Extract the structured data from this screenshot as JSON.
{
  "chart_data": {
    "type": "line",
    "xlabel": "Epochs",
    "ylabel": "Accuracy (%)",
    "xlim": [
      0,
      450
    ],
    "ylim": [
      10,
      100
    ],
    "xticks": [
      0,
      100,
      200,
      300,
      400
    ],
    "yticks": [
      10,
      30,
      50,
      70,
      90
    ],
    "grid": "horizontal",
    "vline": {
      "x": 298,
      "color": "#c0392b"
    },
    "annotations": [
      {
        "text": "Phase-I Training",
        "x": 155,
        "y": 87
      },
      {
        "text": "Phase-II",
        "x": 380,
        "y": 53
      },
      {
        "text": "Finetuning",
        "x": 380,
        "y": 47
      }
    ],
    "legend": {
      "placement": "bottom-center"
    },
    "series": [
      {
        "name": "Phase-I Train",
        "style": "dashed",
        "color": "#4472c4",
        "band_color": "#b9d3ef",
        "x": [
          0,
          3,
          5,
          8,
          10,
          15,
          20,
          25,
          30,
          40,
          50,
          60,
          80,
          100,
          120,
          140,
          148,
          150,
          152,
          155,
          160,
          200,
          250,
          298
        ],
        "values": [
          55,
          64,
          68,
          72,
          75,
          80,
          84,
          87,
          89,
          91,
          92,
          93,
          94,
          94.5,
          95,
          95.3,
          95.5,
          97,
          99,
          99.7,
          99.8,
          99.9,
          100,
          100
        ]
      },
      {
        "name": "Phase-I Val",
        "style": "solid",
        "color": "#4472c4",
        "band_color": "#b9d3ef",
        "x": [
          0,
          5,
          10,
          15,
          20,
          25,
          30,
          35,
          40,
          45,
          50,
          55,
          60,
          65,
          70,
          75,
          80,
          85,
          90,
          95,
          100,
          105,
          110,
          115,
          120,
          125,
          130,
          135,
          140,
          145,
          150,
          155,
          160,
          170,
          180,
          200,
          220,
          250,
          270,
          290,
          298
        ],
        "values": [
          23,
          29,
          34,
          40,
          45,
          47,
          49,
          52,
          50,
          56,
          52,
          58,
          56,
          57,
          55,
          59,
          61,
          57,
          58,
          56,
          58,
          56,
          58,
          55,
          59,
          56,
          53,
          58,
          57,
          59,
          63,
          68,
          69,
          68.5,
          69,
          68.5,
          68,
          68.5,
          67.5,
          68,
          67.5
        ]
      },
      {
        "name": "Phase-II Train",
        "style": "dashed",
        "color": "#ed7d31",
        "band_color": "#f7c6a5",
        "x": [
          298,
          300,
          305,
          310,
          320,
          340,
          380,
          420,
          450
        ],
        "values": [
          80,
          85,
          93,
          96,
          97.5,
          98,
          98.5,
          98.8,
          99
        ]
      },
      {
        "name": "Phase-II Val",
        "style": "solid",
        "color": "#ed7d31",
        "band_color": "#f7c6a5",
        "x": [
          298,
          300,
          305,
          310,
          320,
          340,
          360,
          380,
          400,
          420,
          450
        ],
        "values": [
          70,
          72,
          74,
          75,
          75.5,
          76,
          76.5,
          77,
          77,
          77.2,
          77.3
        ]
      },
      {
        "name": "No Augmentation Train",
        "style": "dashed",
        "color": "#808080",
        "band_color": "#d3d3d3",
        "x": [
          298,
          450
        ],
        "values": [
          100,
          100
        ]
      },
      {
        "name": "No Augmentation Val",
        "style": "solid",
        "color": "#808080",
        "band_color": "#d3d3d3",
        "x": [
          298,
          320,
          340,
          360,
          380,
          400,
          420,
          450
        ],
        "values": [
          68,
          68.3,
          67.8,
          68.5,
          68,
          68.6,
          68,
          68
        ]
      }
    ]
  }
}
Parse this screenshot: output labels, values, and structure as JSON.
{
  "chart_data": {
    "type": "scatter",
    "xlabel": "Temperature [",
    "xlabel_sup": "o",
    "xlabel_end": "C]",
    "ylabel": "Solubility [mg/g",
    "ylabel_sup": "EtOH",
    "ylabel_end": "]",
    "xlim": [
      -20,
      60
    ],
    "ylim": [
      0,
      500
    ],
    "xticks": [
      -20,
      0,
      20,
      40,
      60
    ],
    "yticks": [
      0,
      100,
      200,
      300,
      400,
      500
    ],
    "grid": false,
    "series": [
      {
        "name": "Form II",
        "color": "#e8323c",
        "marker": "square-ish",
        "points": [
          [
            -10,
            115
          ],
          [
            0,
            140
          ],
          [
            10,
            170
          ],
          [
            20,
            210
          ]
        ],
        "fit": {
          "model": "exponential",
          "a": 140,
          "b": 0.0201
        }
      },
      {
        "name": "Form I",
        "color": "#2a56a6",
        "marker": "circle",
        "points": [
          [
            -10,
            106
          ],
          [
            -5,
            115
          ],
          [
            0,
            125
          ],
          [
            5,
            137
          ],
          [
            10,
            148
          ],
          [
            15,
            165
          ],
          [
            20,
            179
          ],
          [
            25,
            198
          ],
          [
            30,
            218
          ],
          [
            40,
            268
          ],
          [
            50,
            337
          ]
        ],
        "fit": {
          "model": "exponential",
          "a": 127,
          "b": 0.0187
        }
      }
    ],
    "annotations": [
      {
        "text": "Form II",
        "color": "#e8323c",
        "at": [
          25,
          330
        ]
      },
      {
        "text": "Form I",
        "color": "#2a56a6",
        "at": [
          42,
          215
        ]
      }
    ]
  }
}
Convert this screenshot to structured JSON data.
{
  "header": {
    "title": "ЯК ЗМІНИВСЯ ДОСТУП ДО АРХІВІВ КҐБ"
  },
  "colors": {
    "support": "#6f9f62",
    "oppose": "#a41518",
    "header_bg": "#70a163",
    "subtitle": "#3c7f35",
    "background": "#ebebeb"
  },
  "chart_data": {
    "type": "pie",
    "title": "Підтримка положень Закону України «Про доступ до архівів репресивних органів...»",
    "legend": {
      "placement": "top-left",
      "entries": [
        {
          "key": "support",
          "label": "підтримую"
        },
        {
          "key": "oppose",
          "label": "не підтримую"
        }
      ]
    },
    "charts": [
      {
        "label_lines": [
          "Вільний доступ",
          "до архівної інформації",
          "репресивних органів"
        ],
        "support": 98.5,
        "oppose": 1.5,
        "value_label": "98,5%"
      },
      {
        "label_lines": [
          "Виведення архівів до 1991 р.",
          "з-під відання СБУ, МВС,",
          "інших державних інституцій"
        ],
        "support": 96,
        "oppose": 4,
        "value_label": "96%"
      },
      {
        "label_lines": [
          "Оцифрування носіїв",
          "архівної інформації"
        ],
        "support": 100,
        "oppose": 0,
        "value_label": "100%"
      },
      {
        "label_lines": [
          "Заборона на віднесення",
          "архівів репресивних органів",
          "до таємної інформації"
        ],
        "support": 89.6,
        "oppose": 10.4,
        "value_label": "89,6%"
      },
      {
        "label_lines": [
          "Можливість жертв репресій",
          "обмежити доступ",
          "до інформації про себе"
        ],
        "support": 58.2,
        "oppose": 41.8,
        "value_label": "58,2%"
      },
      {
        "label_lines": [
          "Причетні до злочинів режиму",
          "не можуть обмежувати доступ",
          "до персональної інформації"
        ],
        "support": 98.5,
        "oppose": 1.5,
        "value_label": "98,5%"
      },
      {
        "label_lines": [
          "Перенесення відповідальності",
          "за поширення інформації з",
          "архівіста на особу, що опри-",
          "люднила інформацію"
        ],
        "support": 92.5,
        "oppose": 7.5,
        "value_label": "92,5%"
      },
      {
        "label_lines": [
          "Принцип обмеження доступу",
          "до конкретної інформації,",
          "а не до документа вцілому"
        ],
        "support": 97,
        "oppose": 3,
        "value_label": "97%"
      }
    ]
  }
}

--

_GOAL_: Repeat each entry word for word.

_THE ANSWER_:
Extract the structured data from this screenshot as JSON.
{
  "chart_data": {
    "type": "line",
    "xlabel": "Epochs",
    "ylabel": "Accuracy (%)",
    "xlim": [
      0,
      450
    ],
    "ylim": [
      10,
      100
    ],
    "xticks": [
      0,
      100,
      200,
      300,
      400
    ],
    "yticks": [
      10,
      30,
      50,
      70,
      90
    ],
    "grid": "horizontal",
    "vline": {
      "x": 298,
      "color": "#c0392b"
    },
    "annotations": [
      {
        "text": "Phase-I Training",
        "x": 155,
        "y": 87
      },
      {
        "text": "Phase-II",
        "x": 380,
        "y": 53
      },
      {
        "text": "Finetuning",
        "x": 380,
        "y": 47
      }
    ],
    "legend": {
      "placement": "bottom-center"
    },
    "series": [
      {
        "name": "Phase-I Train",
        "style": "dashed",
        "color": "#4472c4",
        "band_color": "#b9d3ef",
        "x": [
          0,
          3,
          5,
          8,
          10,
          15,
          20,
          25,
          30,
          40,
          50,
          60,
          80,
          100,
          120,
          140,
          148,
          150,
          152,
          155,
          160,
          200,
          250,
          298
        ],
        "values": [
          55,
          64,
          68,
          72,
          75,
          80,
          84,
          87,
          89,
          91,
          92,
          93,
          94,
          94.5,
          95,
          95.3,
          95.5,
          97,
          99,
          99.7,
          99.8,
          99.9,
          100,
          100
        ]
      },
      {
        "name": "Phase-I Val",
        "style": "solid",
        "color": "#4472c4",
        "band_color": "#b9d3ef",
        "x": [
          0,
          5,
          10,
          15,
          20,
          25,
          30,
          35,
          40,
          45,
          50,
          55,
          60,
          65,
          70,
          75,
          80,
          85,
          90,
          95,
          100,
          105,
          110,
          115,
          120,
          125,
          130,
          135,
          140,
          145,
          150,
          155,
          160,
          170,
          180,
          200,
          220,
          250,
          270,
          290,
          298
        ],
        "values": [
          23,
          29,
          34,
          40,
          45,
          47,
          49,
          52,
          50,
          56,
          52,
          58,
          56,
          57,
          55,
          59,
          61,
          57,
          58,
          56,
          58,
          56,
          58,
          55,
          59,
          56,
          53,
          58,
          57,
          59,
          63,
          68,
          69,
          68.5,
          69,
          68.5,
          68,
          68.5,
          67.5,
          68,
          67.5
        ]
      },
      {
        "name": "Phase-II Train",
        "style": "dashed",
        "color": "#ed7d31",
        "band_color": "#f7c6a5",
        "x": [
          298,
          300,
          305,
          310,
          320,
          340,
          380,
          420,
          450
        ],
        "values": [
          80,
          85,
          93,
          96,
          97.5,
          98,
          98.5,
          98.8,
          99
        ]
      },
      {
        "name": "Phase-II Val",
        "style": "solid",
        "color": "#ed7d31",
        "band_color": "#f7c6a5",
        "x": [
          298,
          300,
          305,
          310,
          320,
          340,
          360,
          380,
          400,
          420,
          450
        ],
        "values": [
          70,
          72,
          74,
          75,
          75.5,
          76,
          76.5,
          77,
          77,
          77.2,
          77.3
        ]
      },
      {
        "name": "No Augmentation Train",
        "style": "dashed",
        "color": "#808080",
        "band_color": "#d3d3d3",
        "x": [
          298,
          450
        ],
        "values": [
          100,
          100
        ]
      },
      {
        "name": "No Augmentation Val",
        "style": "solid",
        "color": "#808080",
        "band_color": "#d3d3d3",
        "x": [
          298,
          320,
          340,
          360,
          380,
          400,
          420,
          450
        ],
        "values": [
          68,
          68.3,
          67.8,
          68.5,
          68,
          68.6,
          68,
          68
        ]
      }
    ]
  }
}
Parse this screenshot: output labels, values, and structure as JSON.
{
  "chart_data": {
    "type": "scatter",
    "xlabel": "Temperature [",
    "xlabel_sup": "o",
    "xlabel_end": "C]",
    "ylabel": "Solubility [mg/g",
    "ylabel_sup": "EtOH",
    "ylabel_end": "]",
    "xlim": [
      -20,
      60
    ],
    "ylim": [
      0,
      500
    ],
    "xticks": [
      -20,
      0,
      20,
      40,
      60
    ],
    "yticks": [
      0,
      100,
      200,
      300,
      400,
      500
    ],
    "grid": false,
    "series": [
      {
        "name": "Form II",
        "color": "#e8323c",
        "marker": "square-ish",
        "points": [
          [
            -10,
            115
          ],
          [
            0,
            140
          ],
          [
            10,
            170
          ],
          [
            20,
            210
          ]
        ],
        "fit": {
          "model": "exponential",
          "a": 140,
          "b": 0.0201
        }
      },
      {
        "name": "Form I",
        "color": "#2a56a6",
        "marker": "circle",
        "points": [
          [
            -10,
            106
          ],
          [
            -5,
            115
          ],
          [
            0,
            125
          ],
          [
            5,
            137
          ],
          [
            10,
            148
          ],
          [
            15,
            165
          ],
          [
            20,
            179
          ],
          [
            25,
            198
          ],
          [
            30,
            218
          ],
          [
            40,
            268
          ],
          [
            50,
            337
          ]
        ],
        "fit": {
          "model": "exponential",
          "a": 127,
          "b": 0.0187
        }
      }
    ],
    "annotations": [
      {
        "text": "Form II",
        "color": "#e8323c",
        "at": [
          25,
          330
        ]
      },
      {
        "text": "Form I",
        "color": "#2a56a6",
        "at": [
          42,
          215
        ]
      }
    ]
  }
}
Convert this screenshot to structured JSON data.
{
  "header": {
    "title": "ЯК ЗМІНИВСЯ ДОСТУП ДО АРХІВІВ КҐБ"
  },
  "colors": {
    "support": "#6f9f62",
    "oppose": "#a41518",
    "header_bg": "#70a163",
    "subtitle": "#3c7f35",
    "background": "#ebebeb"
  },
  "chart_data": {
    "type": "pie",
    "title": "Підтримка положень Закону України «Про доступ до архівів репресивних органів...»",
    "legend": {
      "placement": "top-left",
      "entries": [
        {
          "key": "support",
          "label": "підтримую"
        },
        {
          "key": "oppose",
          "label": "не підтримую"
        }
      ]
    },
    "charts": [
      {
        "label_lines": [
          "Вільний доступ",
          "до архівної інформації",
          "репресивних органів"
        ],
        "support": 98.5,
        "oppose": 1.5,
        "value_label": "98,5%"
      },
      {
        "label_lines": [
          "Виведення архівів до 1991 р.",
          "з-під відання СБУ, МВС,",
          "інших державних інституцій"
        ],
        "support": 96,
        "oppose": 4,
        "value_label": "96%"
      },
      {
        "label_lines": [
          "Оцифрування носіїв",
          "архівної інформації"
        ],
        "support": 100,
        "oppose": 0,
        "value_label": "100%"
      },
      {
        "label_lines": [
          "Заборона на віднесення",
          "архівів репресивних органів",
          "до таємної інформації"
        ],
        "support": 89.6,
        "oppose": 10.4,
        "value_label": "89,6%"
      },
      {
        "label_lines": [
          "Можливість жертв репресій",
          "обмежити доступ",
          "до інформації про себе"
        ],
        "support": 58.2,
        "oppose": 41.8,
        "value_label": "58,2%"
      },
      {
        "label_lines": [
          "Причетні до злочинів режиму",
          "не можуть обмежувати доступ",
          "до персональної інформації"
        ],
        "support": 98.5,
        "oppose": 1.5,
        "value_label": "98,5%"
      },
      {
        "label_lines": [
          "Перенесення відповідальності",
          "за поширення інформації з",
          "архівіста на особу, що опри-",
          "люднила інформацію"
        ],
        "support": 92.5,
        "oppose": 7.5,
        "value_label": "92,5%"
      },
      {
        "label_lines": [
          "Принцип обмеження доступу",
          "до конкретної інформації,",
          "а не до документа вцілому"
        ],
        "support": 97,
        "oppose": 3,
        "value_label": "97%"
      }
    ]
  }
}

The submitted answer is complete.